··· SELECTED EXTRACT
The suction nozzle 10 moves along a surface to be cleaned and draws in contaminants. A contaminant suction port (not illustrated), in through which air and contaminants are drawn, is formed at a bottom surface of the suction nozzle 10. A body-mounting portion 11 onto which the cleaner body 30 is mounted is formed at a top surface of the suction nozzle 10. Also, a pair of wheels 12 to allow the suction nozzle 10 to smoothly move on the surface to be cleaned is disposed at opposite sides of the suction nozzle 10. When the vacuum cleaner 1 is used as an upright type, as illustrated in FIG. 1, the cleaner body 30 is coupled to the body-mounting portion 11 of the suction nozzle 10.

The extension pipe assembly 20 connects the suction nozzle 10 with the cleaner body 30, and includes an extension pipe 21 and a flexible hose 22. A grip 23 is formed at a connecting portion between the extension pipe 21 and the flexible hose 22. Therefore, a user grabs the grip 23 to move the suction nozzle 10. When the vacuum cleaner 1 is used as the upright type as illustrated in FIG. 1, the extension pipe assembly 20 is fixed to a rear surface of the cleaner body 30, that is, a second sidewall 32.
······
▶ _SET TASKS_:
[1] According to the vacuum cleaner description, where on the suction nozzle 10 is the contaminant suction port formed?
[2] List every part that the vacuum cleaner description places on the suction nozzle 10, along with where each one is located.
[3] Continue the vacuum cleaner description from its last sentence.
The material after this point has no connection to the vacuum cleaner description.
··· DATASET EXTRACT
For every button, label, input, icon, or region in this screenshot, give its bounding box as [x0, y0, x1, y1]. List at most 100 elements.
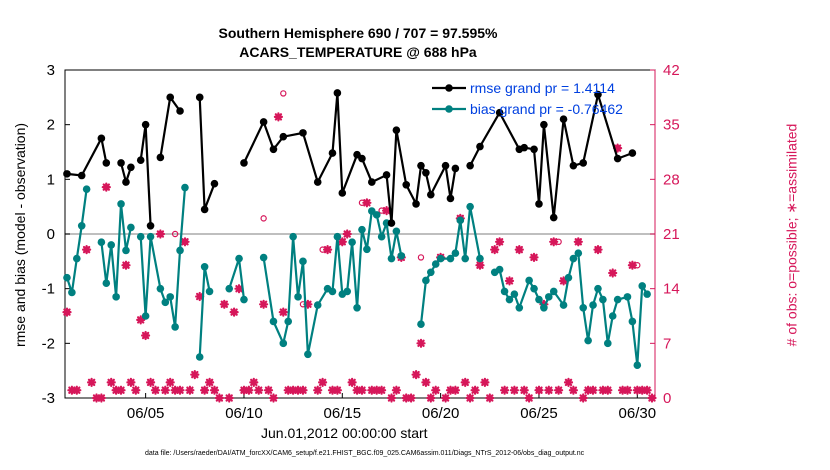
······
▶ _RESULTS BY TASK_:
[1] It is formed at a bottom surface of the suction nozzle 10.

[2]
- Contaminant suction port: at a bottom surface of the suction nozzle 10
- Body-mounting portion 11: at a top surface of the suction nozzle 10
- Pair of wheels 12: at opposite sides of the suction nozzle 10

[3]
The cleaner body 30 supports a vacuum generator (not illustrated) to generate a suction force to draw in contaminants and the cyclone contaminant collecting apparatus 40 to separate and collect drawn-in contaminants. The cleaner body 30 has a first sidewall 31 that becomes a bottom surface when the cleaner body 30 is stood up in a longitudinal direction thereof as illustrated in FIG. 1 and the second sidewall 32 that becomes a bottom surface when the cleaner body 30 is laid down in the longitudinal direction thereof as illustrated in FIG. 2. The first sidewall 31 becomes the bottom surface that contacts the body-mounting portion 11 of the suction nozzle 10 when the vacuum cleaner 1 is used as the upright type as illustrated in FIG. 1. The second sidewall 32 is formed perpendicularly with respect to the first sidewall 31, and the extension pipe assembly 20 is fixed to the second sidewall 32. The second sidewall 32 becomes the bottom surface when the vacuum cleaner 1 is used as a canister type as illustrated in FIG. 2. The cleaner body 30 is partitioned into a first portion 33 in which the vacuum generator is disposed and a second portion 34 in which the cyclone contaminant collecting apparatus 40 is disposed by a partition wall 35. The vacuum generator is disposed between the partition wall 35 and the first sidewall 31. The cyclone contaminant collecting apparatus 40 is disposed above the partition wall 35. The second portion 34 in which the cyclone contaminant collecting apparatus 40 is disposed has an opened front surface.

The vacuum generator is in fluid communication with the cyclone contaminant collecting apparatus 40 via a discharging duct 36 (see FIG. 3) disposed at an inner surface of the second sidewall 32 of the cleaner body 30.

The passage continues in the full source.